The most important conceptual correction to make before walking the factory floor is this: the factory does not begin with code. It begins with requirements and in the Software Factory model, requirements arrive from two fundamentally different origins that together form a closed loop.

The first origin is the human. Product managers, designers, and domain experts articulate functional intent: what the system should do, who it is for, what constraints it must respect. This is the deliberate, forward-looking half of the requirements pipeline. It is the human exercising judgment about what to build next.

The second origin is the production environment itself. An always-on Trace Analysis Agent continuously ingests the telemetry streaming from live systems user session traces, error rates, drop-off points in flows, latency spikes at specific interaction steps, support ticket patterns and reasons over them to surface where customers are actually struggling. Not where the product team thinks customers are struggling. Where the data shows they are, with specificity: checkout completion rate drops 34% at the address validation step on mobile; users are retrying the document upload endpoint an average of 2.3 times before success; session traces show 18% of users abandoning mid-onboarding after hitting a specific error state that resolves on reload.

This agent doesn’t just surface observations. It generates structured tickets pre-scoped, prioritized by impact signal, and tagged with the relevant trace evidence and posts them directly to the task board. These are not vague “improve the experience” asks. They are grounded, evidence-backed specifications of where the system is failing its users right now.

Both streams feed into a Requirements Intake stage with a Human-in-the-Loop gate. A human reviews the generated tickets alongside the manually authored requirements, validates prioritization, resolves conflicts, and approves the work queue. The HITL gate here is not a bottleneck it is the point at which human judgment about product strategy intersects with machine-generated intelligence about product reality. The human isn’t generating the backlog from scratch. They are governing a backlog that the factory is substantially writing itself.

Only once requirements have cleared this gate does the factory produce its first line of code. The code generation agent receives a scoped, approved, evidence-grounded specification, not a vague instruction and produces the raw artifact that will enter the assembly line. Code, in this model, is the output of understanding requirements, not the starting point of the factory’s work.

Stage 2: The Heavy Machinery (Massive CI Pipelines)

Once the code generation agent produces a raw artifact from an approved, evidence-grounded requirement, it enters the assembly line’s heaviest machinery. This is where the factory earns its name.

GOAL A:
Output, as a numbered list with blank lines omitted, the lines in the records below that run from the line containing "grading-table [32, 311, 979, 663]" through the line containing "header-label: Қорытынды [798, 319, 867, 334]", both ends included.

RECORDS FOR PROCESSING:
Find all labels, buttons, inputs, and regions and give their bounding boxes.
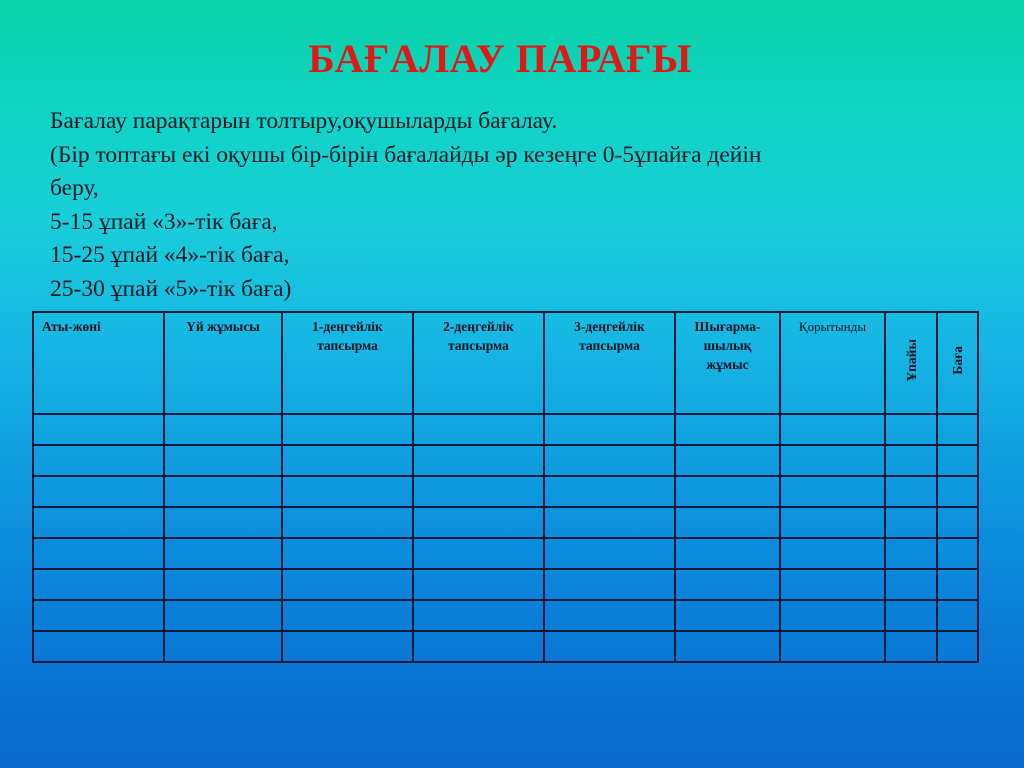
grading-table [32, 311, 979, 663]
table-row [33, 538, 978, 569]
header-label: Баға [950, 346, 965, 375]
cell-points[interactable] [885, 631, 937, 662]
header-points [885, 312, 937, 414]
cell-homework[interactable] [164, 631, 282, 662]
cell-creative[interactable] [675, 445, 780, 476]
header-label: Қорытынды [798, 319, 867, 334]
table-row [33, 569, 978, 600]
cell-name[interactable] [33, 507, 164, 538]
cell-summary[interactable] [780, 507, 885, 538]
cell-level2[interactable] [413, 414, 544, 445]
header-grade [937, 312, 978, 414]
cell-points[interactable] [885, 538, 937, 569]
instructions-text [50, 105, 950, 306]
cell-level3[interactable] [544, 600, 675, 631]
cell-creative[interactable] [675, 538, 780, 569]
table-row [33, 414, 978, 445]
cell-points[interactable] [885, 569, 937, 600]
cell-level3[interactable] [544, 445, 675, 476]
cell-grade[interactable] [937, 538, 978, 569]
table-row [33, 507, 978, 538]
instruction-line: беру, [50, 175, 99, 201]
cell-level2[interactable] [413, 476, 544, 507]
table-row [33, 445, 978, 476]
cell-points[interactable] [885, 476, 937, 507]
cell-homework[interactable] [164, 476, 282, 507]
cell-level2[interactable] [413, 445, 544, 476]
header-label: 3-деңгейлік тапсырма [574, 319, 645, 353]
cell-points[interactable] [885, 600, 937, 631]
cell-summary[interactable] [780, 445, 885, 476]
cell-level3[interactable] [544, 476, 675, 507]
cell-points[interactable] [885, 445, 937, 476]
cell-level2[interactable] [413, 538, 544, 569]
header-level1 [282, 312, 413, 414]
cell-summary[interactable] [780, 538, 885, 569]
cell-creative[interactable] [675, 569, 780, 600]
cell-name[interactable] [33, 445, 164, 476]
header-label: Шығарма-шылық жұмыс [694, 319, 761, 372]
header-creative [675, 312, 780, 414]
cell-name[interactable] [33, 569, 164, 600]
cell-creative[interactable] [675, 507, 780, 538]
cell-name[interactable] [33, 631, 164, 662]
cell-level1[interactable] [282, 445, 413, 476]
cell-grade[interactable] [937, 507, 978, 538]
cell-grade[interactable] [937, 445, 978, 476]
cell-creative[interactable] [675, 631, 780, 662]
header-homework [164, 312, 282, 414]
cell-grade[interactable] [937, 631, 978, 662]
cell-homework[interactable] [164, 600, 282, 631]
header-summary [780, 312, 885, 414]
cell-creative[interactable] [675, 600, 780, 631]
header-name [33, 312, 164, 414]
cell-summary[interactable] [780, 600, 885, 631]
table-row [33, 600, 978, 631]
header-label: Ұпайы [903, 339, 919, 382]
cell-level2[interactable] [413, 569, 544, 600]
header-label: 2-деңгейлік тапсырма [443, 319, 514, 353]
cell-level2[interactable] [413, 600, 544, 631]
cell-homework[interactable] [164, 445, 282, 476]
cell-summary[interactable] [780, 476, 885, 507]
cell-name[interactable] [33, 476, 164, 507]
cell-level1[interactable] [282, 569, 413, 600]
cell-level1[interactable] [282, 507, 413, 538]
cell-points[interactable] [885, 414, 937, 445]
instruction-line: Бағалау парақтарын толтыру,оқушыларды бағалау. [50, 108, 558, 134]
cell-level1[interactable] [282, 414, 413, 445]
table-row [33, 631, 978, 662]
instruction-line: 15-25 ұпай «4»-тік баға, [50, 242, 290, 268]
cell-homework[interactable] [164, 507, 282, 538]
cell-summary[interactable] [780, 631, 885, 662]
cell-level1[interactable] [282, 600, 413, 631]
cell-homework[interactable] [164, 414, 282, 445]
cell-level3[interactable] [544, 507, 675, 538]
cell-level1[interactable] [282, 631, 413, 662]
header-label: Аты-жөні [42, 319, 101, 334]
cell-summary[interactable] [780, 569, 885, 600]
cell-homework[interactable] [164, 569, 282, 600]
cell-level1[interactable] [282, 538, 413, 569]
cell-creative[interactable] [675, 476, 780, 507]
cell-name[interactable] [33, 600, 164, 631]
cell-level2[interactable] [413, 507, 544, 538]
cell-creative[interactable] [675, 414, 780, 445]
instruction-line: 5-15 ұпай «3»-тік баға, [50, 208, 278, 235]
cell-points[interactable] [885, 507, 937, 538]
cell-grade[interactable] [937, 476, 978, 507]
header-level2 [413, 312, 544, 414]
cell-grade[interactable] [937, 600, 978, 631]
instruction-line: 25-30 ұпай «5»-тік баға) [50, 275, 292, 302]
cell-summary[interactable] [780, 414, 885, 445]
cell-name[interactable] [33, 414, 164, 445]
cell-level3[interactable] [544, 569, 675, 600]
table-header-row [33, 312, 978, 414]
cell-level1[interactable] [282, 476, 413, 507]
header-label: 1-деңгейлік тапсырма [312, 319, 383, 353]
cell-homework[interactable] [164, 538, 282, 569]
table-row [33, 476, 978, 507]
slide-title: БАҒАЛАУ ПАРАҒЫ [308, 36, 692, 81]
cell-grade[interactable] [937, 414, 978, 445]
cell-level3[interactable] [544, 538, 675, 569]
cell-level3[interactable] [544, 414, 675, 445]
instruction-line: (Бір топтағы екі оқушы бір-бірін бағалайды әр кезеңге 0-5ұпайға дейін [50, 141, 762, 168]
cell-level3[interactable] [544, 631, 675, 662]
header-level3 [544, 312, 675, 414]
cell-grade[interactable] [937, 569, 978, 600]
header-label: Үй жұмысы [186, 319, 260, 334]
cell-name[interactable] [33, 538, 164, 569]
cell-level2[interactable] [413, 631, 544, 662]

GOAL B:
In the Software Factory passage, reproduce the part that opens with the words "The second origin" and closes with "resolves on reload.", with "Trace Analysis Agent" changed to "Telemetry Review Agent".

CORRECT ANSWER A:
1. grading-table [32, 311, 979, 663]
2. table-row [33, 538, 978, 569]
3. header-label: Баға [950, 346, 965, 375]
4. cell-points[interactable] [885, 631, 937, 662]
5. header-points [885, 312, 937, 414]
6. cell-homework[interactable] [164, 631, 282, 662]
7. cell-creative[interactable] [675, 445, 780, 476]
8. header-label: Қорытынды [798, 319, 867, 334]

CORRECT ANSWER B:
The second origin is the production environment itself. An always-on Telemetry Review Agent continuously ingests the telemetry streaming from live systems user session traces, error rates, drop-off points in flows, latency spikes at specific interaction steps, support ticket patterns and reasons over them to surface where customers are actually struggling. Not where the product team thinks customers are struggling. Where the data shows they are, with specificity: checkout completion rate drops 34% at the address validation step on mobile; users are retrying the document upload endpoint an average of 2.3 times before success; session traces show 18% of users abandoning mid-onboarding after hitting a specific error state that resolves on reload.